(Coordinate annotation records)
<<<<

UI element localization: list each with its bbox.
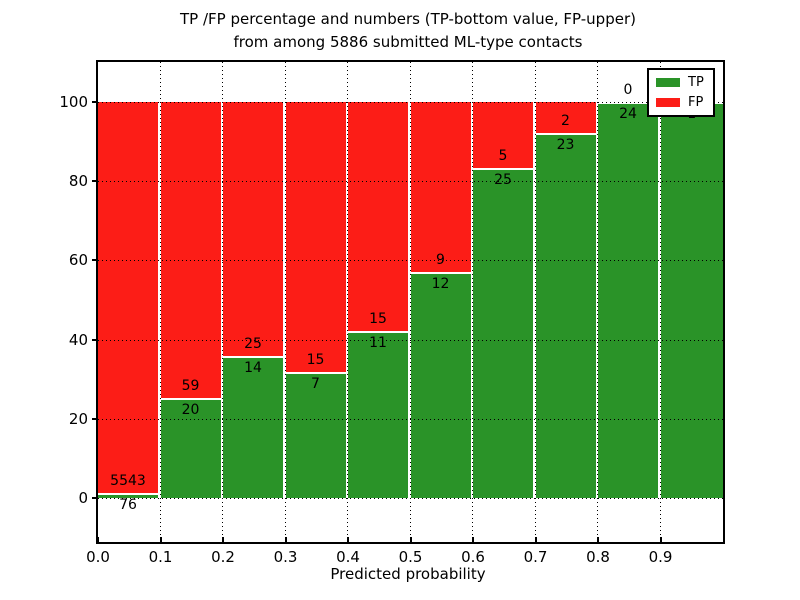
x-tick-label: 0.1 [148,548,173,566]
bar-segment-tp [223,355,283,499]
chart-title-line2: from among 5886 submitted ML-type contac… [233,33,583,51]
bar-segment-fp [223,101,283,356]
bar-label-tp: 23 [556,137,575,154]
gridline-vertical [222,62,223,542]
y-tick-mark [92,180,98,182]
x-tick-mark [284,537,287,542]
y-tick-label: 0 [78,489,88,508]
bar-label-fp: 5 [498,147,508,164]
bar-segment-tp [473,167,533,499]
bar-segment-fp [285,101,346,373]
x-tick-label: 0.7 [523,548,548,566]
bar-segment-tp [535,133,596,499]
bar-segment-fp [98,101,158,493]
x-tick-mark [409,537,412,542]
x-tick-label: 0.9 [648,548,673,566]
gridline-horizontal [98,339,723,341]
x-tick-label: 0.3 [273,548,298,566]
x-tick-mark [97,537,99,542]
gridline-horizontal [98,101,723,103]
y-tick-label: 20 [68,410,88,429]
gridline-vertical [472,62,473,542]
legend: TP FP [647,68,715,117]
gridline-vertical [597,62,598,542]
x-tick-label: 0.2 [211,548,235,566]
bar-segment-tp [348,330,408,499]
x-axis-label: Predicted probability [330,565,486,583]
x-tick-mark [347,537,349,542]
x-tick-label: 0.6 [461,548,485,566]
bar-label-fp: 59 [181,377,200,394]
gridline-vertical [347,62,348,542]
bar-label-fp: 25 [244,335,262,352]
bar-segment-tp [98,492,158,499]
y-tick-mark [92,338,98,341]
x-tick-label: 0.0 [86,548,110,566]
bar-segment-fp [160,101,221,398]
x-tick-mark [222,537,224,542]
gridline-vertical [534,62,536,542]
bar-segment-fp [535,101,596,134]
x-tick-mark [659,537,662,542]
bar-label-fp: 2 [561,113,570,130]
bar-segment-fp [410,101,471,272]
chart-title: TP /FP percentage and numbers (TP-bottom… [108,8,708,54]
y-tick-label: 40 [68,330,88,349]
gridline-vertical [409,62,411,542]
gridline-horizontal [98,419,723,421]
legend-swatch-fp-icon [656,98,680,107]
bar-label-tp: 11 [369,334,387,351]
bar-label-tp: 7 [311,376,320,393]
gridline-horizontal [98,498,723,500]
bar-label-tp: 14 [244,359,262,376]
bar-label-tp: 20 [181,401,200,418]
bar-label-fp: 0 [623,81,633,98]
x-tick-mark [472,537,474,542]
legend-item-fp: FP [656,96,706,109]
legend-label-tp: TP [688,75,704,90]
bar-label-fp: 15 [306,352,325,369]
bar-label-tp: 76 [119,496,137,513]
x-tick-label: 0.5 [398,548,423,566]
bar-label-tp: 25 [494,171,512,188]
y-tick-mark [92,259,98,262]
bar-label-tp: 12 [431,275,450,292]
gridline-vertical [284,62,286,542]
legend-label-fp: FP [688,95,704,110]
chart-title-line1: TP /FP percentage and numbers (TP-bottom… [180,10,636,28]
y-tick-mark [92,418,98,421]
bar-segment-tp [410,271,471,499]
gridline-vertical [659,62,661,542]
bar-segment-tp [660,101,723,499]
bar-label-fp: 9 [436,251,445,268]
y-tick-label: 100 [59,92,88,111]
y-tick-mark [92,100,98,103]
y-tick-label: 80 [68,172,88,190]
y-tick-label: 60 [68,251,88,270]
bar-label-fp: 15 [369,310,387,327]
x-tick-mark [159,537,162,542]
gridline-horizontal [98,181,723,182]
bar-segment-tp [598,101,658,499]
bar-label-fp: 5543 [110,472,146,489]
bar-segment-fp [348,101,408,331]
bar-segment-tp [160,397,221,499]
legend-item-tp: TP [656,76,706,89]
plot-area: Percentage 55437659202514157151191252522… [59,60,725,566]
bar-segment-tp [285,372,346,499]
bar-segment-fp [473,101,533,168]
legend-swatch-tp-icon [656,78,680,87]
x-tick-label: 0.8 [586,548,610,566]
x-tick-label: 0.4 [336,548,360,566]
y-tick-mark [92,497,98,500]
bar-label-tp: 24 [619,105,637,122]
gridline-vertical [159,62,161,542]
x-tick-mark [597,537,599,542]
x-tick-mark [534,537,537,542]
gridline-horizontal [98,260,723,262]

>>>>

* _Given problem_
Copy out every line of the material above with no changes, leaving out any pictures.

* _Written response_
UI element localization: list each with its bbox.
x-tick-label: 0.1 [148,548,173,566]
bar-segment-tp [223,355,283,499]
chart-title-line2: from among 5886 submitted ML-type contac… [233,33,583,51]
bar-segment-fp [223,101,283,356]
bar-label-tp: 23 [556,137,575,154]
gridline-vertical [222,62,223,542]
y-tick-mark [92,180,98,182]
x-tick-mark [284,537,287,542]
y-tick-label: 0 [78,489,88,508]
bar-label-fp: 5 [498,147,508,164]
bar-segment-tp [473,167,533,499]
bar-segment-fp [285,101,346,373]
x-tick-label: 0.7 [523,548,548,566]
bar-segment-tp [535,133,596,499]
bar-segment-fp [98,101,158,493]
x-tick-mark [409,537,412,542]
x-tick-label: 0.9 [648,548,673,566]
gridline-horizontal [98,339,723,341]
x-tick-label: 0.3 [273,548,298,566]
x-tick-mark [97,537,99,542]
gridline-horizontal [98,101,723,103]
y-tick-label: 20 [68,410,88,429]
gridline-vertical [472,62,473,542]
legend: TP FP [647,68,715,117]
gridline-vertical [597,62,598,542]
x-tick-label: 0.2 [211,548,235,566]
bar-segment-tp [348,330,408,499]
x-axis-label: Predicted probability [330,565,486,583]
x-tick-mark [347,537,349,542]
x-tick-label: 0.6 [461,548,485,566]
bar-label-fp: 59 [181,377,200,394]
gridline-vertical [347,62,348,542]
bar-label-fp: 25 [244,335,262,352]
bar-segment-tp [98,492,158,499]
y-tick-mark [92,338,98,341]
x-tick-label: 0.0 [86,548,110,566]
bar-segment-fp [160,101,221,398]
x-tick-mark [222,537,224,542]
gridline-vertical [534,62,536,542]
bar-segment-fp [535,101,596,134]
x-tick-mark [659,537,662,542]
bar-label-fp: 2 [561,113,570,130]
bar-segment-fp [410,101,471,272]
chart-title: TP /FP percentage and numbers (TP-bottom… [108,8,708,54]
y-tick-label: 40 [68,330,88,349]
gridline-vertical [409,62,411,542]
gridline-horizontal [98,419,723,421]
legend-swatch-fp-icon [656,98,680,107]
bar-label-tp: 11 [369,334,387,351]
bar-label-tp: 7 [311,376,320,393]
gridline-horizontal [98,498,723,500]
bar-label-tp: 14 [244,359,262,376]
bar-label-tp: 20 [181,401,200,418]
bar-label-fp: 0 [623,81,633,98]
x-tick-mark [472,537,474,542]
legend-item-fp: FP [656,96,706,109]
legend-label-tp: TP [688,75,704,90]
bar-label-fp: 15 [306,352,325,369]
bar-label-tp: 76 [119,496,137,513]
x-tick-label: 0.5 [398,548,423,566]
bar-label-tp: 25 [494,171,512,188]
y-tick-mark [92,259,98,262]
bar-label-tp: 12 [431,275,450,292]
gridline-vertical [284,62,286,542]
legend-label-fp: FP [688,95,704,110]
chart-title-line1: TP /FP percentage and numbers (TP-bottom… [180,10,636,28]
y-tick-mark [92,418,98,421]
bar-segment-tp [410,271,471,499]
gridline-vertical [659,62,661,542]
bar-segment-tp [660,101,723,499]
bar-label-fp: 9 [436,251,445,268]
y-tick-label: 100 [59,92,88,111]
y-tick-mark [92,100,98,103]
y-tick-label: 80 [68,172,88,190]
y-tick-label: 60 [68,251,88,270]
bar-label-fp: 15 [369,310,387,327]
x-tick-mark [159,537,162,542]
gridline-horizontal [98,181,723,182]
bar-segment-tp [598,101,658,499]
bar-label-fp: 5543 [110,472,146,489]
bar-segment-fp [348,101,408,331]
bar-segment-tp [160,397,221,499]
legend-item-tp: TP [656,76,706,89]
plot-area: Percentage 55437659202514157151191252522… [59,60,725,566]
bar-segment-tp [285,372,346,499]
bar-segment-fp [473,101,533,168]
legend-swatch-tp-icon [656,78,680,87]
x-tick-label: 0.8 [586,548,610,566]
x-tick-label: 0.4 [336,548,360,566]
y-tick-mark [92,497,98,500]
bar-label-tp: 24 [619,105,637,122]
gridline-vertical [159,62,161,542]
x-tick-mark [597,537,599,542]
x-tick-mark [534,537,537,542]
gridline-horizontal [98,260,723,262]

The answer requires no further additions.